What to produce
All entries must be extracted exactly, with nothing added or dropped.

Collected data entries

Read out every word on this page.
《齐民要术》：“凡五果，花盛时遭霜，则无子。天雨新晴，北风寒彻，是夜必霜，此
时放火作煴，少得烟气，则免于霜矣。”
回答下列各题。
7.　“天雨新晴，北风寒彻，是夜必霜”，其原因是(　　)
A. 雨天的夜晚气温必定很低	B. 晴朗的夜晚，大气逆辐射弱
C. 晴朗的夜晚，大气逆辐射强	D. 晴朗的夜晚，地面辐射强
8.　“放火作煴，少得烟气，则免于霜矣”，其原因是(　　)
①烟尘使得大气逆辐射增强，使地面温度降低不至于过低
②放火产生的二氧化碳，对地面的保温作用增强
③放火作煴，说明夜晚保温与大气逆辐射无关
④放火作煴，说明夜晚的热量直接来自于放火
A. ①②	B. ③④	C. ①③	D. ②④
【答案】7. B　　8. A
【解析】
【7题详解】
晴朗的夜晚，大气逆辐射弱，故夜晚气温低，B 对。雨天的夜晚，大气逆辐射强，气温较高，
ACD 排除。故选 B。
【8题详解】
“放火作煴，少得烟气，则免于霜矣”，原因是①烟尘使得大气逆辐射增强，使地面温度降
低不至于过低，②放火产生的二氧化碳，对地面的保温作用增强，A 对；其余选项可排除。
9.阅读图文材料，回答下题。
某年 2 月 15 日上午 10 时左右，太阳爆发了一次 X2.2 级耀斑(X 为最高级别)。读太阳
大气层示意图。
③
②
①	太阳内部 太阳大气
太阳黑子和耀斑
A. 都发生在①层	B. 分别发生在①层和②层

Solution for this task
Read out every word on this page.
《齐民要术》：“凡五果，花盛时遭霜，则无子。天雨新晴，北风寒彻，是夜必霜，此
时放火作煴，少得烟气，则免于霜矣。”
回答下列各题。
7.　“天雨新晴，北风寒彻，是夜必霜”，其原因是(　　)
A. 雨天的夜晚气温必定很低	B. 晴朗的夜晚，大气逆辐射弱
C. 晴朗的夜晚，大气逆辐射强	D. 晴朗的夜晚，地面辐射强
8.　“放火作煴，少得烟气，则免于霜矣”，其原因是(　　)
①烟尘使得大气逆辐射增强，使地面温度降低不至于过低
②放火产生的二氧化碳，对地面的保温作用增强
③放火作煴，说明夜晚保温与大气逆辐射无关
④放火作煴，说明夜晚的热量直接来自于放火
A. ①②	B. ③④	C. ①③	D. ②④
【答案】7. B　　8. A
【解析】
【7题详解】
晴朗的夜晚，大气逆辐射弱，故夜晚气温低，B 对。雨天的夜晚，大气逆辐射强，气温较高，
ACD 排除。故选 B。
【8题详解】
“放火作煴，少得烟气，则免于霜矣”，原因是①烟尘使得大气逆辐射增强，使地面温度降
低不至于过低，②放火产生的二氧化碳，对地面的保温作用增强，A 对；其余选项可排除。
9.阅读图文材料，回答下题。
某年 2 月 15 日上午 10 时左右，太阳爆发了一次 X2.2 级耀斑(X 为最高级别)。读太阳
大气层示意图。
③
②
①	太阳内部 太阳大气
太阳黑子和耀斑
A. 都发生在①层	B. 分别发生在①层和②层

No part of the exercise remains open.